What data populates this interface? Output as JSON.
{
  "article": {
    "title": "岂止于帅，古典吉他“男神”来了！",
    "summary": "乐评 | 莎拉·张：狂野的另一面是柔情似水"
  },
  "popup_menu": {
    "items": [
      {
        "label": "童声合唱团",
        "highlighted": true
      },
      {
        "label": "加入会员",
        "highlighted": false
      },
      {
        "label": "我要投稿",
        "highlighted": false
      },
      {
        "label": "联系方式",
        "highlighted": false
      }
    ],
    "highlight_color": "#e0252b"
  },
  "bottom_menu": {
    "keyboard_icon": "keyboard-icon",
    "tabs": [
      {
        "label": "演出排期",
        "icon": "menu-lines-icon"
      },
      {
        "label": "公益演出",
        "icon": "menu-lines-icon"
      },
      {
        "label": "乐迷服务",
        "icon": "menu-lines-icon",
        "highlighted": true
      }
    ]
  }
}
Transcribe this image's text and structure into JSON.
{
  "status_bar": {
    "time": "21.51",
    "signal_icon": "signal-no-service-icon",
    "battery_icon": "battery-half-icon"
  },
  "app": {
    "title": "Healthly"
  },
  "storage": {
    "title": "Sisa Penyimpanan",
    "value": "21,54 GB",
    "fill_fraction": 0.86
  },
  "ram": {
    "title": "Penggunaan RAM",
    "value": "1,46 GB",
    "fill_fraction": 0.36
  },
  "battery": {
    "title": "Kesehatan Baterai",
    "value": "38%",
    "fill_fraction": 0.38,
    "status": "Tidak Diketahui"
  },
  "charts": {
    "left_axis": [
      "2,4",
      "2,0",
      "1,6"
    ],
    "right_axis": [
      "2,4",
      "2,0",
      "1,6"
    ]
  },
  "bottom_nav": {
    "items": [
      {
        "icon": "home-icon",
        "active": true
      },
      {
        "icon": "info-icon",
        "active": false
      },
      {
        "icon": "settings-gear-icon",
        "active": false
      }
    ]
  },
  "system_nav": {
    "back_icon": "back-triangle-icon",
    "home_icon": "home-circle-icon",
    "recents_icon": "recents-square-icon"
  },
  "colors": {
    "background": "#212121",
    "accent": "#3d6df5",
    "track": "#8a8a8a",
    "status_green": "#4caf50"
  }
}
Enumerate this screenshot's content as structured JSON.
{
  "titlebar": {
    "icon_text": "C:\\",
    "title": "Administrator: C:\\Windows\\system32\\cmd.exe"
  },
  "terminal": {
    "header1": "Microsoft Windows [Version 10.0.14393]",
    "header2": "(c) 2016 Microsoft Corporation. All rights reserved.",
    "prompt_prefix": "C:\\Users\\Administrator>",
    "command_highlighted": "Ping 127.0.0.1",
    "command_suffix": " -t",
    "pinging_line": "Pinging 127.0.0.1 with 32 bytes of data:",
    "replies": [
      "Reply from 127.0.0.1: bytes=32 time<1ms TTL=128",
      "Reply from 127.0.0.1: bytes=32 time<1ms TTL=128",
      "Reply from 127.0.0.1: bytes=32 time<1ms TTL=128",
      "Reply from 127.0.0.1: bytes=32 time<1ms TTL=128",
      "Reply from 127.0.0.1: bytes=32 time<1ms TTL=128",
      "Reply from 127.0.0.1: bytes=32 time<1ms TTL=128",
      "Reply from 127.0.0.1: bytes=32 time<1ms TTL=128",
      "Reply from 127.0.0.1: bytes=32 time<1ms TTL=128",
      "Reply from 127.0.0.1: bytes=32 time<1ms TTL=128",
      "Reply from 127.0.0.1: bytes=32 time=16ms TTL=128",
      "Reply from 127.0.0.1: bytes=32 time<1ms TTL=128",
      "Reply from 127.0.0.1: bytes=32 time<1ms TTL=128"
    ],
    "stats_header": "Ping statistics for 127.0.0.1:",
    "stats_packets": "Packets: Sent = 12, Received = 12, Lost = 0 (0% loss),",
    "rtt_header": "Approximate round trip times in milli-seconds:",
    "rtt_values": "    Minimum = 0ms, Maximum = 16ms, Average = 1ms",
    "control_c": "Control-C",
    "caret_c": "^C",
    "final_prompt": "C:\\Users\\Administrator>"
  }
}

========

What this task involves: Set down every line of the listing above again, exactly as given.

The solution:
What data populates this interface? Output as JSON.
{
  "article": {
    "title": "岂止于帅，古典吉他“男神”来了！",
    "summary": "乐评 | 莎拉·张：狂野的另一面是柔情似水"
  },
  "popup_menu": {
    "items": [
      {
        "label": "童声合唱团",
        "highlighted": true
      },
      {
        "label": "加入会员",
        "highlighted": false
      },
      {
        "label": "我要投稿",
        "highlighted": false
      },
      {
        "label": "联系方式",
        "highlighted": false
      }
    ],
    "highlight_color": "#e0252b"
  },
  "bottom_menu": {
    "keyboard_icon": "keyboard-icon",
    "tabs": [
      {
        "label": "演出排期",
        "icon": "menu-lines-icon"
      },
      {
        "label": "公益演出",
        "icon": "menu-lines-icon"
      },
      {
        "label": "乐迷服务",
        "icon": "menu-lines-icon",
        "highlighted": true
      }
    ]
  }
}
Transcribe this image's text and structure into JSON.
{
  "status_bar": {
    "time": "21.51",
    "signal_icon": "signal-no-service-icon",
    "battery_icon": "battery-half-icon"
  },
  "app": {
    "title": "Healthly"
  },
  "storage": {
    "title": "Sisa Penyimpanan",
    "value": "21,54 GB",
    "fill_fraction": 0.86
  },
  "ram": {
    "title": "Penggunaan RAM",
    "value": "1,46 GB",
    "fill_fraction": 0.36
  },
  "battery": {
    "title": "Kesehatan Baterai",
    "value": "38%",
    "fill_fraction": 0.38,
    "status": "Tidak Diketahui"
  },
  "charts": {
    "left_axis": [
      "2,4",
      "2,0",
      "1,6"
    ],
    "right_axis": [
      "2,4",
      "2,0",
      "1,6"
    ]
  },
  "bottom_nav": {
    "items": [
      {
        "icon": "home-icon",
        "active": true
      },
      {
        "icon": "info-icon",
        "active": false
      },
      {
        "icon": "settings-gear-icon",
        "active": false
      }
    ]
  },
  "system_nav": {
    "back_icon": "back-triangle-icon",
    "home_icon": "home-circle-icon",
    "recents_icon": "recents-square-icon"
  },
  "colors": {
    "background": "#212121",
    "accent": "#3d6df5",
    "track": "#8a8a8a",
    "status_green": "#4caf50"
  }
}
Enumerate this screenshot's content as structured JSON.
{
  "titlebar": {
    "icon_text": "C:\\",
    "title": "Administrator: C:\\Windows\\system32\\cmd.exe"
  },
  "terminal": {
    "header1": "Microsoft Windows [Version 10.0.14393]",
    "header2": "(c) 2016 Microsoft Corporation. All rights reserved.",
    "prompt_prefix": "C:\\Users\\Administrator>",
    "command_highlighted": "Ping 127.0.0.1",
    "command_suffix": " -t",
    "pinging_line": "Pinging 127.0.0.1 with 32 bytes of data:",
    "replies": [
      "Reply from 127.0.0.1: bytes=32 time<1ms TTL=128",
      "Reply from 127.0.0.1: bytes=32 time<1ms TTL=128",
      "Reply from 127.0.0.1: bytes=32 time<1ms TTL=128",
      "Reply from 127.0.0.1: bytes=32 time<1ms TTL=128",
      "Reply from 127.0.0.1: bytes=32 time<1ms TTL=128",
      "Reply from 127.0.0.1: bytes=32 time<1ms TTL=128",
      "Reply from 127.0.0.1: bytes=32 time<1ms TTL=128",
      "Reply from 127.0.0.1: bytes=32 time<1ms TTL=128",
      "Reply from 127.0.0.1: bytes=32 time<1ms TTL=128",
      "Reply from 127.0.0.1: bytes=32 time=16ms TTL=128",
      "Reply from 127.0.0.1: bytes=32 time<1ms TTL=128",
      "Reply from 127.0.0.1: bytes=32 time<1ms TTL=128"
    ],
    "stats_header": "Ping statistics for 127.0.0.1:",
    "stats_packets": "Packets: Sent = 12, Received = 12, Lost = 0 (0% loss),",
    "rtt_header": "Approximate round trip times in milli-seconds:",
    "rtt_values": "    Minimum = 0ms, Maximum = 16ms, Average = 1ms",
    "control_c": "Control-C",
    "caret_c": "^C",
    "final_prompt": "C:\\Users\\Administrator>"
  }
}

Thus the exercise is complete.